Your objective |
Reproduce the entries in full, with no changes.

Records shown |
— Begin —

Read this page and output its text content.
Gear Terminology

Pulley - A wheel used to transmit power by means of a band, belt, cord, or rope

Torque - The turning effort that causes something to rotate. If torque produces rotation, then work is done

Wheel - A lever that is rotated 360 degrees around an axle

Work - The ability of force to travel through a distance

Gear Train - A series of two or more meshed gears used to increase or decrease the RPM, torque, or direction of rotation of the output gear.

— End —

Task solution |
Read this page and output its text content.
Gear Terminology

Pulley - A wheel used to transmit power by means of a band, belt, cord, or rope

Torque - The turning effort that causes something to rotate. If torque produces rotation, then work is done

Wheel - A lever that is rotated 360 degrees around an axle

Work - The ability of force to travel through a distance

Gear Train - A series of two or more meshed gears used to increase or decrease the RPM, torque, or direction of rotation of the output gear.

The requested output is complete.